Set task 1: Return the full film review below, word for word.

Passage:
****************************************

The Curious Case of Benjamin Button - A Review
Directed by David Fincher
Written by Eric Roth (story by Robin Swicord and Roth)
Starring Brad Pitt, Cate Blanchett, Tilda Swinton, and Taraji P. Henson
Running time 166 minutes
2008
Do you learn more about yourself when you’re alone or when others surround you? Is it how you act in a crowd, or how you act when it’s all up to you?
I’d say the answer is neither…and both.
Introspection is something I do extremely often. The hours spent staring at the darkness before sleep is fraught with wide-ranging emotions. The nights out with friends where you second-guess life directions subconsciously as you tear into a case of cheap beer and laugh about growing up.
I suppose it’s a constant, evolving process.
Benjamin Button did both – but he did most of his learning alone.
This is an appropriate comparison: I thought a lot about Forrest Gump when I watched David Fincher’s The Curious Case of Benjamin Button. Forrest did most of his learning alone, too.
Forrest and Benjamin are tragic characters in many ways, but lovely, wonderful ones in more. Forrest perhaps lived the most American tale ever told; Benjamin lived the most unique.
Benjamin’s mother dies in childbirth, and his father sees his son for the first time and is horrified. The baby is a miniature, frail, and crippled being. In a truly horrifying act of fright and confusion, the father nearly murders poor Benjamin. In a slightly less horrifying act, he ultimately abandons the baby on the front steps of what would turn out to be a home full of visitors full of love (also reminiscent of Gump).
The gist of the story is simple: Benjamin ages from old to young. It’s (literally?) a coming of age story.
I never read the F. Scott Fitzgerald story that this is adapted from, but I may seek it out. The script (written by Eric Roth – one of the finest screenwriters of this generation and also penned the adaptation for Gump) is multi-dimensional in that it is telling a quirky story with plenty of drama and humor and even some suspense while encompassing love, morality, and mortality.

****************************************

(Spatial layout data)
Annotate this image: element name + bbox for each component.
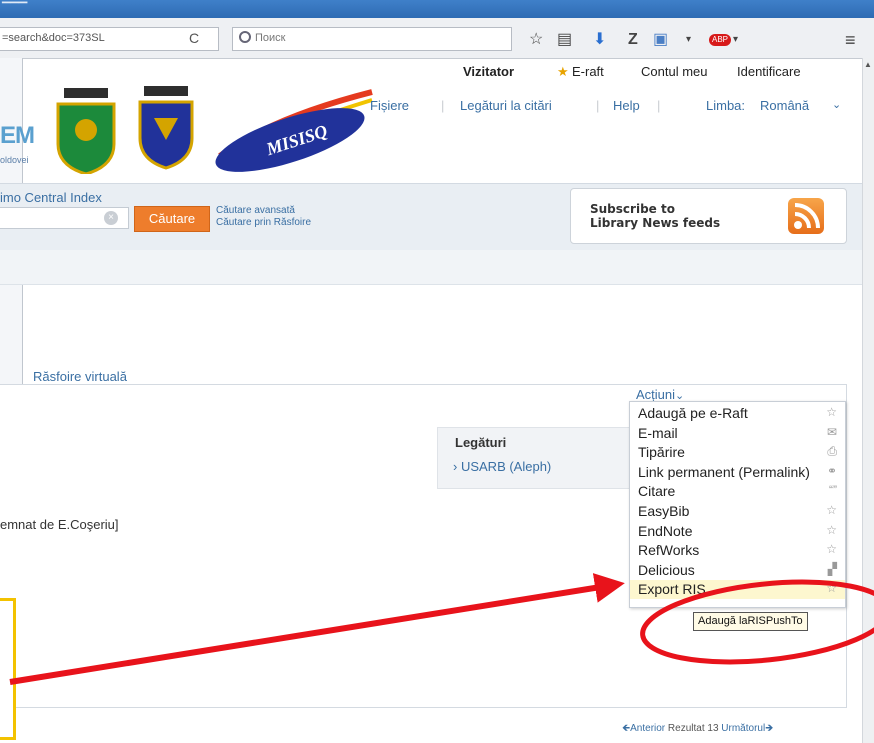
menu-item-label: RefWorks [638,542,700,559]
clear-search-icon[interactable]: × [104,211,118,225]
actions-menu-toggle[interactable]: Acțiuni⌄ [636,387,684,402]
quote-icon: “” [829,483,837,498]
search-scope-label: imo Central Index [0,190,102,205]
star-outline-icon: ☆ [826,542,837,557]
browse-search-link[interactable]: Căutare prin Răsfoire [216,217,311,229]
menu-item-label: EndNote [638,522,693,539]
eraft-link[interactable]: E-raft [572,64,604,79]
browser-search-box[interactable]: Поиск [232,27,512,51]
menu-item[interactable]: Tipărire ⎙ [630,443,845,462]
browser-search-placeholder: Поиск [255,32,286,44]
menu-item-label: Export RIS [638,581,706,598]
search-button[interactable]: Căutare [134,206,210,232]
rss-icon[interactable] [788,198,824,234]
language-select[interactable]: Română [760,98,809,113]
chevron-down-icon[interactable]: ▾ [686,32,691,48]
menu-item-label: EasyBib [638,503,690,519]
rss-text: Subscribe to Library News feeds [590,202,720,230]
menu-item[interactable]: Export RIS ☆ [630,580,845,600]
annotation-highlight-box [0,598,16,740]
actions-dropdown: Adaugă pe e-Raft ☆ E-mail ✉ Tipărire ⎙ Link pe… [629,401,846,608]
help-link[interactable]: Help [613,98,640,113]
star-outline-icon: ☆ [826,522,837,537]
logo-subtitle: oldovei [0,155,29,165]
menu-item[interactable]: E-mail ✉ [630,424,845,443]
actions-label: Acțiuni [636,387,676,402]
next-arrow-icon[interactable]: 🡺 [765,723,773,734]
links-item-label: USARB (Aleph) [460,459,552,474]
magnifier-icon [239,31,251,43]
menu-item-label: Adaugă pe e-Raft [638,405,748,421]
menu-item[interactable]: EndNote ☆ [630,522,845,541]
virtual-browse-link[interactable]: Răsfoire virtuală [33,369,127,384]
result-number: 13 [707,723,719,734]
coat-of-arms-left-icon [56,88,116,174]
links-box: Legături › USARB (Aleph) [437,427,631,489]
browser-toolbar: =search&doc=373SL C Поиск ☆ ▤ ⬇ Z ▣ ▾ AB… [0,18,874,59]
prev-link[interactable]: Anterior [630,723,665,734]
menu-item-label: Citare [638,483,676,500]
rss-line-2: Library News feeds [590,216,721,230]
chevron-down-icon[interactable]: ⌄ [832,98,841,111]
page-scrollbar[interactable] [862,58,874,743]
fisiere-link[interactable]: Fișiere [370,98,409,113]
delicious-icon: ▞ [827,561,837,576]
menu-item-label: E-mail [638,424,678,441]
account-link[interactable]: Contul meu [641,64,707,79]
star-outline-icon: ☆ [826,581,837,596]
address-bar[interactable]: =search&doc=373SL C [0,27,219,51]
star-outline-icon: ☆ [826,405,837,419]
download-icon[interactable]: ⬇ [593,32,606,48]
star-icon[interactable]: ☆ [529,32,543,48]
next-link[interactable]: Următorul [721,723,765,734]
result-pager: 🡸Anterior Rezultat 13 Următorul🡺 [622,721,773,738]
menu-item-label: Delicious [638,561,695,578]
menu-item[interactable]: Adaugă pe e-Raft ☆ [630,404,845,423]
citations-link[interactable]: Legături la citări [460,98,552,113]
scroll-up-icon[interactable]: ▲ [862,60,874,72]
link-icon: ⚭ [826,463,837,478]
language-label: Limba: [706,98,746,113]
chevron-down-icon[interactable]: ▾ [733,32,738,48]
tab-strip-fragment: ▔▔▔ [2,3,28,15]
reload-icon[interactable]: C [189,30,199,46]
misisq-logo-icon: MISISQ [215,89,373,172]
breadcrumb-band [0,250,862,285]
zotero-icon[interactable]: Z [628,32,638,48]
menu-item[interactable]: Link permanent (Permalink) ⚭ [630,463,845,482]
links-item[interactable]: › USARB (Aleph) [453,459,551,474]
links-title: Legături [455,435,507,450]
result-label: Rezultat [667,723,705,734]
advanced-search-link[interactable]: Căutare avansată [216,205,311,217]
rss-subscribe-box[interactable]: Subscribe to Library News feeds [570,188,847,244]
menu-item[interactable]: EasyBib ☆ [630,502,845,521]
secondary-navigation: Fișiere | Legături la citări | Help | Li… [370,98,842,113]
envelope-icon: ✉ [826,424,837,439]
visitor-label: Vizitator [463,64,515,79]
menu-item[interactable]: Citare “” [630,482,845,501]
prev-arrow-icon[interactable]: 🡸 [622,723,630,734]
top-navigation: Vizitator ★ E-raft Contul meu Identifica… [455,62,850,82]
logo-text: EM [0,122,35,149]
menu-icon[interactable]: ≡ [845,31,856,49]
screen-icon[interactable]: ▣ [653,32,668,48]
address-bar-text: =search&doc=373SL [2,32,105,44]
search-links: Căutare avansată Căutare prin Răsfoire [216,205,311,229]
coat-of-arms-right-icon [138,86,194,170]
menu-item-label: Link permanent (Permalink) [638,463,810,480]
star-icon: ★ [557,64,569,79]
tooltip: Adaugă laRISPushTo [693,612,808,631]
printer-icon: ⎙ [827,444,837,459]
rss-line-1: Subscribe to [590,202,675,216]
menu-item-label: Tipărire [638,444,685,461]
university-logos: MISISQ [56,86,373,174]
adblock-icon[interactable]: ABP [709,34,731,46]
menu-item[interactable]: Delicious ▞ [630,561,845,580]
record-note: emnat de E.Coşeriu] [0,517,119,532]
browser-tab-strip: ▔▔▔ [0,0,874,18]
reading-list-icon[interactable]: ▤ [557,32,572,48]
menu-item[interactable]: RefWorks ☆ [630,541,845,560]
star-outline-icon: ☆ [826,503,837,517]
login-link[interactable]: Identificare [737,64,801,79]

****************************************

Set task 2: In the records above, retype the lines starting at the line that contains "menu-item-label: RefWorks [638,542,700,559]" and stopping after the line that contains "search-scope-label: imo Central", both included, with no changes.

Final result 1:
The Curious Case of Benjamin Button - A Review
Directed by David Fincher
Written by Eric Roth (story by Robin Swicord and Roth)
Starring Brad Pitt, Cate Blanchett, Tilda Swinton, and Taraji P. Henson
Running time 166 minutes
2008
Do you learn more about yourself when you’re alone or when others surround you? Is it how you act in a crowd, or how you act when it’s all up to you?
I’d say the answer is neither…and both.
Introspection is something I do extremely often. The hours spent staring at the darkness before sleep is fraught with wide-ranging emotions. The nights out with friends where you second-guess life directions subconsciously as you tear into a case of cheap beer and laugh about growing up.
I suppose it’s a constant, evolving process.
Benjamin Button did both – but he did most of his learning alone.
This is an appropriate comparison: I thought a lot about Forrest Gump when I watched David Fincher’s The Curious Case of Benjamin Button. Forrest did most of his learning alone, too.
Forrest and Benjamin are tragic characters in many ways, but lovely, wonderful ones in more. Forrest perhaps lived the most American tale ever told; Benjamin lived the most unique.
Benjamin’s mother dies in childbirth, and his father sees his son for the first time and is horrified. The baby is a miniature, frail, and crippled being. In a truly horrifying act of fright and confusion, the father nearly murders poor Benjamin. In a slightly less horrifying act, he ultimately abandons the baby on the front steps of what would turn out to be a home full of visitors full of love (also reminiscent of Gump).
The gist of the story is simple: Benjamin ages from old to young. It’s (literally?) a coming of age story.
I never read the F. Scott Fitzgerald story that this is adapted from, but I may seek it out. The script (written by Eric Roth – one of the finest screenwriters of this generation and also penned the adaptation for Gump) is multi-dimensional in that it is telling a quirky story with plenty of drama and humor and even some suspense while encompassing love, morality, and mortality.

Final result 2:
menu-item-label: RefWorks [638,542,700,559]
clear-search-icon[interactable]: × [104,211,118,225]
actions-menu-toggle[interactable]: Acțiuni⌄ [636,387,684,402]
quote-icon: “” [829,483,837,498]
search-scope-label: imo Central Index [0,190,102,205]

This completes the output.